═══ AVAILABLE RECORDS

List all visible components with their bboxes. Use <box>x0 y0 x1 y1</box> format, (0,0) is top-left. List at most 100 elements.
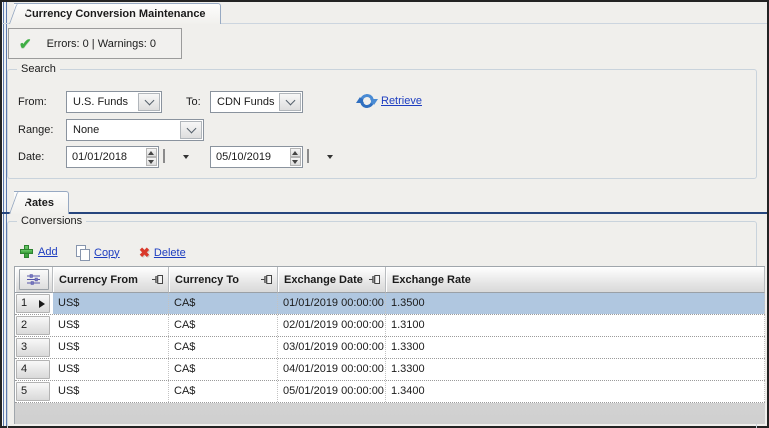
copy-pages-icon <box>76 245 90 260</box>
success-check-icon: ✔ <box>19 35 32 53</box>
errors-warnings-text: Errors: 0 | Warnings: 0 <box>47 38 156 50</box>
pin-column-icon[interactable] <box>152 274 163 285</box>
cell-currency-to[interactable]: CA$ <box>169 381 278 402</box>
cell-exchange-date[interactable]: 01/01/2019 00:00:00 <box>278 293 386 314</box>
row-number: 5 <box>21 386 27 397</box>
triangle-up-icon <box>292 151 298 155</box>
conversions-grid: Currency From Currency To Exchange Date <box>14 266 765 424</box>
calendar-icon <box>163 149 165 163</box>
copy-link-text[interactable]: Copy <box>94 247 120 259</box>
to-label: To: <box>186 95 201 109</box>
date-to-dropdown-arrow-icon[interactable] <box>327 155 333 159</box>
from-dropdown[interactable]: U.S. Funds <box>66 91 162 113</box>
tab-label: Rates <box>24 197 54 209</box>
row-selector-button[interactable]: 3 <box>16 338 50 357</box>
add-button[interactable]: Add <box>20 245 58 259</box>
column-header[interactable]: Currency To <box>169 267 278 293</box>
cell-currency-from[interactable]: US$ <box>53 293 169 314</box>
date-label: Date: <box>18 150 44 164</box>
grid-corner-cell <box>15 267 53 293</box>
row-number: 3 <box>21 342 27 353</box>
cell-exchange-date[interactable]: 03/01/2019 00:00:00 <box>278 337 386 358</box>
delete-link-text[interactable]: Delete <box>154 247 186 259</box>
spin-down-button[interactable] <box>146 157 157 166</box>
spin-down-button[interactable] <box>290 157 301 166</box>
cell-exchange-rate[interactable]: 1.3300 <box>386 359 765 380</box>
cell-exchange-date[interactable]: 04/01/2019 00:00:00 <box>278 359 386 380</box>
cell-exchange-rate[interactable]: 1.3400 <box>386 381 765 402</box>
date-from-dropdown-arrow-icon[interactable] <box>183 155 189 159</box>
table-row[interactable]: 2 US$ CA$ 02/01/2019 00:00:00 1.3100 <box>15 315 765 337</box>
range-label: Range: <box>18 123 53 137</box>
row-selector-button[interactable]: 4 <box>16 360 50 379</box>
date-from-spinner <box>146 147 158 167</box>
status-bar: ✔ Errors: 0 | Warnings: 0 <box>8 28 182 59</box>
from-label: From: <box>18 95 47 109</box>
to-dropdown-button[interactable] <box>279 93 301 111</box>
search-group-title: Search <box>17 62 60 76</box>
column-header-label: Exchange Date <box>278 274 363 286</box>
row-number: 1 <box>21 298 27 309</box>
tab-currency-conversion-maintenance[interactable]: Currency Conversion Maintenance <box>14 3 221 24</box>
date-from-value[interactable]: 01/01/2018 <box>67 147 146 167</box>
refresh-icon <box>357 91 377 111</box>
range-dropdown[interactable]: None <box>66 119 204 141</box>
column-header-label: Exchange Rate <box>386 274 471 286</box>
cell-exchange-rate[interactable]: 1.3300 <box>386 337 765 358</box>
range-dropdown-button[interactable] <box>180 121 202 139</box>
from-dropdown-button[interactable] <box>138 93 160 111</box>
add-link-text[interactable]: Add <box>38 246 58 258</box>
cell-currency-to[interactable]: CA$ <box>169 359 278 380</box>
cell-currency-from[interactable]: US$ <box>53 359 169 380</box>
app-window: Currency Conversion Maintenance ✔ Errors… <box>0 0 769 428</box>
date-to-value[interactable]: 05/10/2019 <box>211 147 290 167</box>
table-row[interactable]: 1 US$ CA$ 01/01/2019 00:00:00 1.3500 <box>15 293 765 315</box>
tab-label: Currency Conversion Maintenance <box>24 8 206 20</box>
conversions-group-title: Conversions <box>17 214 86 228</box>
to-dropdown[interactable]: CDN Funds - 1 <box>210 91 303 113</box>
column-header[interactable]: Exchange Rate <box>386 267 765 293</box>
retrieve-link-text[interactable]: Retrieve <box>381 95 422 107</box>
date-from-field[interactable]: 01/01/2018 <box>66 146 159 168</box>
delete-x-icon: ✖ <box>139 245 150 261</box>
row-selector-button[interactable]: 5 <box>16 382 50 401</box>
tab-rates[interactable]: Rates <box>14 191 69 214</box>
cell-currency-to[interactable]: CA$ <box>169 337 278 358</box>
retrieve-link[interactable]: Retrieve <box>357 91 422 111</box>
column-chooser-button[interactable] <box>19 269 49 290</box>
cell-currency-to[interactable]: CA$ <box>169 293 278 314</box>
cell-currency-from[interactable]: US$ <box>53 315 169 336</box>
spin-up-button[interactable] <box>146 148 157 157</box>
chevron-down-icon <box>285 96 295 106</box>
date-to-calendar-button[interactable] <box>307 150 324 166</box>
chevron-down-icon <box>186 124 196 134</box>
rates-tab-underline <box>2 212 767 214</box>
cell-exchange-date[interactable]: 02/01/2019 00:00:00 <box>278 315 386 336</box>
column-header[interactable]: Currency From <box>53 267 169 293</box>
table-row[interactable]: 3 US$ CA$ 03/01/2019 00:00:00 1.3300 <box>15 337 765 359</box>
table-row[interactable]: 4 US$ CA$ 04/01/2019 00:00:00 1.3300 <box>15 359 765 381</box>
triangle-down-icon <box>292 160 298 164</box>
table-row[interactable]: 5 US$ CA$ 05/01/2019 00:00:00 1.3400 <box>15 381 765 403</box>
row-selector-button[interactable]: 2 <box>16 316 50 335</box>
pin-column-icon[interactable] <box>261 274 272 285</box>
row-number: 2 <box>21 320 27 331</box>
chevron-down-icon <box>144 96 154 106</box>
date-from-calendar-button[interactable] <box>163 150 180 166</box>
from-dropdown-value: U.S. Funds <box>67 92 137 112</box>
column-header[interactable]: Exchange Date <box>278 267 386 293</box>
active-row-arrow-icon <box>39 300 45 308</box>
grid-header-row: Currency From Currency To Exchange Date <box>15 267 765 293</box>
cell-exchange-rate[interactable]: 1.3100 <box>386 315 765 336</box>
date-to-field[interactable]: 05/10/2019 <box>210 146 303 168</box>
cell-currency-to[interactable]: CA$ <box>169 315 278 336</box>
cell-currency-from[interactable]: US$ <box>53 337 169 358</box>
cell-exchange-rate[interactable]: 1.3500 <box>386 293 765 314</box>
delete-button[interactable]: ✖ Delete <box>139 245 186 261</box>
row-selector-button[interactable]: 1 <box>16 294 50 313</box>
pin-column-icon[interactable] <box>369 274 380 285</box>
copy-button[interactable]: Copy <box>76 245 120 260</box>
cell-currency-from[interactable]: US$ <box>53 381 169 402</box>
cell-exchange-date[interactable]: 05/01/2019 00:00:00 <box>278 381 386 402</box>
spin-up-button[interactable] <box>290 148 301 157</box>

══════
═══ AVAILABLE RECORDS

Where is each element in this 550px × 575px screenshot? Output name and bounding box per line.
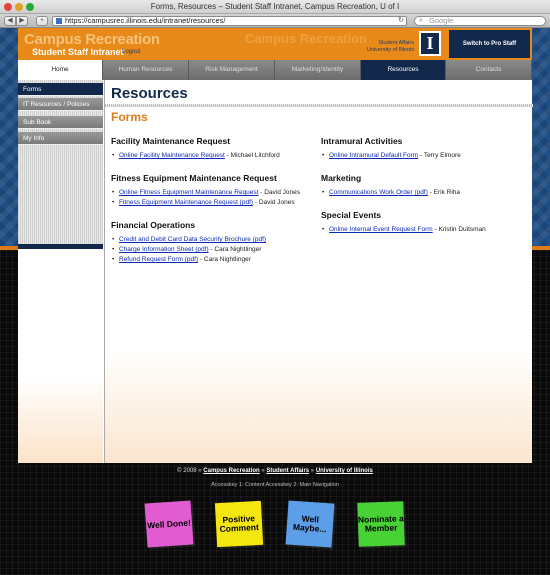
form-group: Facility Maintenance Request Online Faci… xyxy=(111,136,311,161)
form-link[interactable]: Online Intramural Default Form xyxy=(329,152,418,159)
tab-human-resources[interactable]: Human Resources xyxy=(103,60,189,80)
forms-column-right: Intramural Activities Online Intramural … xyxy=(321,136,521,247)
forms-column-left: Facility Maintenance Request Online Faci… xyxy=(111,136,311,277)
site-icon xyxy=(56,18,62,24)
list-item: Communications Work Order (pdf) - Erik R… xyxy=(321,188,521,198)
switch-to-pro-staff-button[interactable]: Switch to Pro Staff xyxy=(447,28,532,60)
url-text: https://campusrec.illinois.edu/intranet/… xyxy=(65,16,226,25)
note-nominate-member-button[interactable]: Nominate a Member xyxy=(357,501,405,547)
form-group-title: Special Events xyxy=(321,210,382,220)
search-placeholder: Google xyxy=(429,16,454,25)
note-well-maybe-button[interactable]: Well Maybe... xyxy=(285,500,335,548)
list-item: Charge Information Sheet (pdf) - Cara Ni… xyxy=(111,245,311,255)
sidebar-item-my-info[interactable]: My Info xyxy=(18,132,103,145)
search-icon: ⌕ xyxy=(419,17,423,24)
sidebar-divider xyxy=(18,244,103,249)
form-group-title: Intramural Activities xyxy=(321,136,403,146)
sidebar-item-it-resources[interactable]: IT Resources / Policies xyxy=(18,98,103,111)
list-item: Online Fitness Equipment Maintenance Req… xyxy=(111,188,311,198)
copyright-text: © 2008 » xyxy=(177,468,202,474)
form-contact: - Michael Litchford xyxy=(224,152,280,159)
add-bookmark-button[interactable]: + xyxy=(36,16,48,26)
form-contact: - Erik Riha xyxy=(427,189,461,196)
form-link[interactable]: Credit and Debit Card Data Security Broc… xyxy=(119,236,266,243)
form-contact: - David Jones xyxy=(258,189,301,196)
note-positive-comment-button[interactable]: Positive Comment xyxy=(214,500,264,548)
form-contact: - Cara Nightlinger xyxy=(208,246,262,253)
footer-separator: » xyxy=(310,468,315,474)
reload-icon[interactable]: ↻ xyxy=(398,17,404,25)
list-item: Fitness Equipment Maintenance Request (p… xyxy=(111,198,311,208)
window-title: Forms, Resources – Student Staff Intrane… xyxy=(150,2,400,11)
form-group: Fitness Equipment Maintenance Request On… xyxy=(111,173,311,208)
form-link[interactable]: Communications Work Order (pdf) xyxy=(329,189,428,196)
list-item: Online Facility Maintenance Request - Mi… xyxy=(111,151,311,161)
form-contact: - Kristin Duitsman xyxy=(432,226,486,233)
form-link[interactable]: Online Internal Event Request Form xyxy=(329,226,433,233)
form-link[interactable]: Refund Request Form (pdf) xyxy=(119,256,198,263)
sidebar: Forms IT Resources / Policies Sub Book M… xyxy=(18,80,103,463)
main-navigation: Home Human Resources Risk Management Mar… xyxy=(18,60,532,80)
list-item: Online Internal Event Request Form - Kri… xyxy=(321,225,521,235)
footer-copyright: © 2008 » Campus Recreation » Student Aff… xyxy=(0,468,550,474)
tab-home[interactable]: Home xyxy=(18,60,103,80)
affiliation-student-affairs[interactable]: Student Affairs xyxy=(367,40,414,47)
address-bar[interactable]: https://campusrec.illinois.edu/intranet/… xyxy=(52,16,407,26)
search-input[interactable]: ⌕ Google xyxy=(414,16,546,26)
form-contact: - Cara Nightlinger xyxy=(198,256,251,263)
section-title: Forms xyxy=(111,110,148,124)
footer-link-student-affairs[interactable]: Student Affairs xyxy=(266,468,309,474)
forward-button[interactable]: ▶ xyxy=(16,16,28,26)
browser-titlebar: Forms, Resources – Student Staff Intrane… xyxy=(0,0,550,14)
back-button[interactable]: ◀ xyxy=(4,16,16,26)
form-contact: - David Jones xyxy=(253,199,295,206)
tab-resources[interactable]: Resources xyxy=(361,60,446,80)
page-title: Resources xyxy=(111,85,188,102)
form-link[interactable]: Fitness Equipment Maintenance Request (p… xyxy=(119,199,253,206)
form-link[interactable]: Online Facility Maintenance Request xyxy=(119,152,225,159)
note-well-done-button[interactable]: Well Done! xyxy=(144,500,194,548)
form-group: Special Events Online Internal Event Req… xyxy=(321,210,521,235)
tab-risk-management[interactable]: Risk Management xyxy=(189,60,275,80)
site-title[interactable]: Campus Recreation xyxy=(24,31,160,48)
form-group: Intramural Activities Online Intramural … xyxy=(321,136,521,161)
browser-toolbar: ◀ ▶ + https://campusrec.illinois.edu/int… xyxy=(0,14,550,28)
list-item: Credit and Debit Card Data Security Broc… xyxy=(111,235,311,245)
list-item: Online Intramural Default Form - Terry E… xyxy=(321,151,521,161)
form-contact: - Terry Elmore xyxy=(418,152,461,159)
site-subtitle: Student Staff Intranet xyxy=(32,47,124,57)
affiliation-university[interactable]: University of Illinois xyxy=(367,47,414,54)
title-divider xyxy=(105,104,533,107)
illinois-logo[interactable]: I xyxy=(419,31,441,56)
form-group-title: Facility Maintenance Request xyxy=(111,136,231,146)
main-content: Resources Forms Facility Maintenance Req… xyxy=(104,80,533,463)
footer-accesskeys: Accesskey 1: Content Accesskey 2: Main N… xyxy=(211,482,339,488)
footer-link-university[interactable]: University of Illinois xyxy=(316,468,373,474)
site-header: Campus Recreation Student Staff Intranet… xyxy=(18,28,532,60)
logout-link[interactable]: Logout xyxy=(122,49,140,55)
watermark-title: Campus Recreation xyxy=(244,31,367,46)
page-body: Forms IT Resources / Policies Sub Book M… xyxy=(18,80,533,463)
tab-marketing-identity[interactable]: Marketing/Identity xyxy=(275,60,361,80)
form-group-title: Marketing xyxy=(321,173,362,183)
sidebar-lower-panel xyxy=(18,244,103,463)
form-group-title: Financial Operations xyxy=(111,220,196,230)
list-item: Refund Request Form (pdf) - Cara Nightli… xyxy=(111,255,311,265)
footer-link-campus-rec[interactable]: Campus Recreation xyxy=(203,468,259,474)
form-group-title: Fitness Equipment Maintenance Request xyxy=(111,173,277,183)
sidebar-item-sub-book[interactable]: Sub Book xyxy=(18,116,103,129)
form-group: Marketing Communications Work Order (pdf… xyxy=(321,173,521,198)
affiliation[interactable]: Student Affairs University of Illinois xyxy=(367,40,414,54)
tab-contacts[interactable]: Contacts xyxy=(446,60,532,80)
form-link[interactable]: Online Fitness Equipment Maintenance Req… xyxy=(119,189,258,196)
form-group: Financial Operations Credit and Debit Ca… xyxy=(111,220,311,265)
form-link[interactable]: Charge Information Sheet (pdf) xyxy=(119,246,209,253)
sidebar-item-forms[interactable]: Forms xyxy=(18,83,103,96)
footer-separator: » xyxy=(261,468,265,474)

══════
═══ AVAILABLE RECORDS

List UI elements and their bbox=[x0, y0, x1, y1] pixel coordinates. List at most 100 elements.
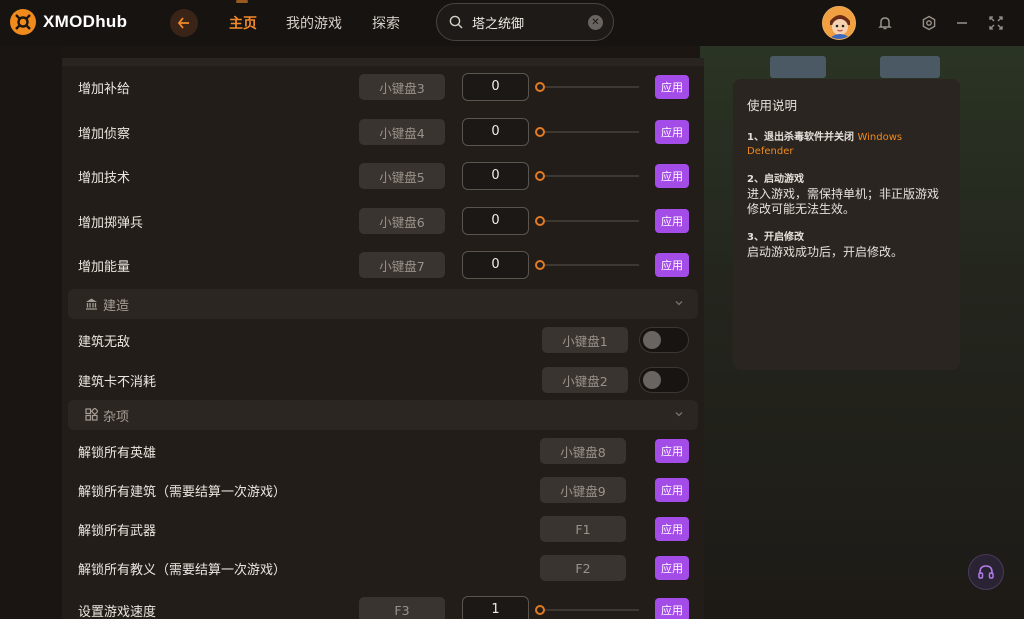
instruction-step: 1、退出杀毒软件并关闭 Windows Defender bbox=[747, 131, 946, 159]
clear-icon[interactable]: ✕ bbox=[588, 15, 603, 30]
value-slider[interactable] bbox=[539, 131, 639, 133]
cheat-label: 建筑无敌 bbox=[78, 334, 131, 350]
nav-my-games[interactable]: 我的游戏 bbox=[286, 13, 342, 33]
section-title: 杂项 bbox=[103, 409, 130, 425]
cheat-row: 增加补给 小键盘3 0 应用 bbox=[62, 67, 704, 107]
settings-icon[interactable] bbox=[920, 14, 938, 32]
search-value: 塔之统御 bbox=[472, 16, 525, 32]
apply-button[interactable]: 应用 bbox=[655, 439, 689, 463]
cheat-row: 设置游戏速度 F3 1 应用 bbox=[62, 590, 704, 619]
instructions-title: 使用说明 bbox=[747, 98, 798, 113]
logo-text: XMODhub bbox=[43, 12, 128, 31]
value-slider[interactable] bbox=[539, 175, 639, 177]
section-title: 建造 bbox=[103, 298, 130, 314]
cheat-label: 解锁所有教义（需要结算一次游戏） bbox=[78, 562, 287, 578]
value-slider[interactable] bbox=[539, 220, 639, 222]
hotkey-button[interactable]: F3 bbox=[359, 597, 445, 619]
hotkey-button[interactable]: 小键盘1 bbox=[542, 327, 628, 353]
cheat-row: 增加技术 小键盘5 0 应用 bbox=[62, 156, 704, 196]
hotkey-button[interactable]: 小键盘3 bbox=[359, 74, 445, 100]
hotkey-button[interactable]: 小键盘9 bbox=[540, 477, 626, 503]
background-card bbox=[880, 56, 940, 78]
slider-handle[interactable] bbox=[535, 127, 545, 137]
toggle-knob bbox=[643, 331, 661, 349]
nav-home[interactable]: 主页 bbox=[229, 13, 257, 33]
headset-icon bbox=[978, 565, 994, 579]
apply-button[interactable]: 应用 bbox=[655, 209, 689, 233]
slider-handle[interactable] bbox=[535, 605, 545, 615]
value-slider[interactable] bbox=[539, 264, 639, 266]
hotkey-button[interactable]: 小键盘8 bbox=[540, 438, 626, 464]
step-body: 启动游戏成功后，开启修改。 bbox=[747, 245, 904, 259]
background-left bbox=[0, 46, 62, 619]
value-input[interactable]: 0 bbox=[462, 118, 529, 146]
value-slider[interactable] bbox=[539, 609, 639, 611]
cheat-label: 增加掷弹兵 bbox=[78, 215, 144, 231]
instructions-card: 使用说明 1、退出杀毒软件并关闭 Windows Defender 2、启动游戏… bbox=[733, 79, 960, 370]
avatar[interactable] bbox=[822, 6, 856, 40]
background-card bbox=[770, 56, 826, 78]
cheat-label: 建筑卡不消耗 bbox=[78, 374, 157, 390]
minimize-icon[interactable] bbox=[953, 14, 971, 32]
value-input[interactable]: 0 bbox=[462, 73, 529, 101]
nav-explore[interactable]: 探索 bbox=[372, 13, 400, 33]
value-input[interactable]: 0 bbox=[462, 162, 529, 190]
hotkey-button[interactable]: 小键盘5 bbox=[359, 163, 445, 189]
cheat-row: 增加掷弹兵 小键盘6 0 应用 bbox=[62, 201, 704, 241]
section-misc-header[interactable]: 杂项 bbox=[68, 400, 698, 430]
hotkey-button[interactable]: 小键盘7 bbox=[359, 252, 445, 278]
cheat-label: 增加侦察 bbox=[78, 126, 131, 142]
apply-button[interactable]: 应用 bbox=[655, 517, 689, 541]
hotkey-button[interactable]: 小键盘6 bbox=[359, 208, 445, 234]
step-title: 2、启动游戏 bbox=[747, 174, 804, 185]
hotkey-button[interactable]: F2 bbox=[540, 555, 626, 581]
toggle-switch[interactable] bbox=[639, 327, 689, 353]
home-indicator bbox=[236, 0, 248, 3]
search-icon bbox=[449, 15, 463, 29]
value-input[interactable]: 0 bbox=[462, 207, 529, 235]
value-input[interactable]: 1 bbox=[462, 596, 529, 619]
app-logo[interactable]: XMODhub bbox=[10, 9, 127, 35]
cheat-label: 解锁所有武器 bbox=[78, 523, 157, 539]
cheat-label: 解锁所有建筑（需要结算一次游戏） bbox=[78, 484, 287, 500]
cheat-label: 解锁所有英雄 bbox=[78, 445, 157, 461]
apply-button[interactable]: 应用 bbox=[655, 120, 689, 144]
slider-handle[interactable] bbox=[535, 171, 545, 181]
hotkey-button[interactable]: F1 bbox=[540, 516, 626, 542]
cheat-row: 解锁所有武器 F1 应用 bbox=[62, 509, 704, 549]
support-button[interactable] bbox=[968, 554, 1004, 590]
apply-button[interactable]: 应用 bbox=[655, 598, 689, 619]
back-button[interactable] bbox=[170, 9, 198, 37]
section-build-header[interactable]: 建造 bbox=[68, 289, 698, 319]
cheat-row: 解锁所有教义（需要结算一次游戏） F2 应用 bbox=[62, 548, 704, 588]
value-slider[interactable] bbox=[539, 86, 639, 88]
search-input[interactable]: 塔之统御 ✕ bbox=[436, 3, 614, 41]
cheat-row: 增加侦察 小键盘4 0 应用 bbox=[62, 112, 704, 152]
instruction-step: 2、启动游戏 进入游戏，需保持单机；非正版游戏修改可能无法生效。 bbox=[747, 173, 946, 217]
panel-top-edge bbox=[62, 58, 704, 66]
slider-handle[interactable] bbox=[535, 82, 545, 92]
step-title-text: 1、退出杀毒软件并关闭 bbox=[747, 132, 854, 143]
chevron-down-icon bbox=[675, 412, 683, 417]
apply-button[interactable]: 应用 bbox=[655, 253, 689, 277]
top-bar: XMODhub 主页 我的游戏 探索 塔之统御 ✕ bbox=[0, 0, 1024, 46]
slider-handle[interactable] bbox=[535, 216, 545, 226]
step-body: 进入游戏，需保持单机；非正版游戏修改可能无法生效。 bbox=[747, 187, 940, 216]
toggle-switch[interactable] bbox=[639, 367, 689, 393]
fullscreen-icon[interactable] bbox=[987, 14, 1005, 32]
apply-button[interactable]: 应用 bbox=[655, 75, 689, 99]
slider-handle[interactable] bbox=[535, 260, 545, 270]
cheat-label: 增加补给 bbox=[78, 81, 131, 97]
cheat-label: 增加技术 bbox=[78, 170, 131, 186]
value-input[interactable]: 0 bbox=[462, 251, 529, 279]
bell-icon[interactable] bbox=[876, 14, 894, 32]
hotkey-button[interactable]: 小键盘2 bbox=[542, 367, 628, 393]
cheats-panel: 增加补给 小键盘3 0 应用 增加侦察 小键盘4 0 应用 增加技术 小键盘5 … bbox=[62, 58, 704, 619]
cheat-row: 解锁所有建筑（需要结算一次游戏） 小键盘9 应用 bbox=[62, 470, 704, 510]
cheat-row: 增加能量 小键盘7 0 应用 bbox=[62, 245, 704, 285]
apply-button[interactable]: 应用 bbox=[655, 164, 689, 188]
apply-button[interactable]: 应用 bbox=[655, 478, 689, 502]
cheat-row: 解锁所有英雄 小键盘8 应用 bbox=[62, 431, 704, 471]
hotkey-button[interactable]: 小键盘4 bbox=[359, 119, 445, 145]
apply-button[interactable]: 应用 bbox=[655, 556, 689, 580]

══════

-- SHORT TASK --
Rewrite the stretch from the line containing "form-group: Facility Maintenance" through the line containing "form-group-title: Intramural Activities", replacing "Intramural" with "Recreational" and leaving everything else unchanged.

-- RESPONSE --
form-group: Facility Maintenance Request Online Faci… xyxy=(111,136,311,161)
form-link[interactable]: Online Recreational Default Form xyxy=(329,152,418,159)
tab-human-resources[interactable]: Human Resources xyxy=(103,60,189,80)
forms-column-right: Recreational Activities Online Recreational … xyxy=(321,136,521,247)
forms-column-left: Facility Maintenance Request Online Faci… xyxy=(111,136,311,277)
site-icon xyxy=(56,18,62,24)
list-item: Communications Work Order (pdf) - Erik R… xyxy=(321,188,521,198)
switch-to-pro-staff-button[interactable]: Switch to Pro Staff xyxy=(447,28,532,60)
url-text: https://campusrec.illinois.edu/intranet/… xyxy=(65,16,226,25)
note-nominate-member-button[interactable]: Nominate a Member xyxy=(357,501,405,547)
form-group-title: Special Events xyxy=(321,210,382,220)
search-placeholder: Google xyxy=(429,16,454,25)
note-well-maybe-button[interactable]: Well Maybe... xyxy=(285,500,335,548)
list-item: Charge Information Sheet (pdf) - Cara Ni… xyxy=(111,245,311,255)
sidebar-item-my-info[interactable]: My Info xyxy=(18,132,103,145)
search-icon: ⌕ xyxy=(419,17,423,24)
sidebar-divider xyxy=(18,244,103,249)
form-group-title: Recreational Activities xyxy=(321,136,403,146)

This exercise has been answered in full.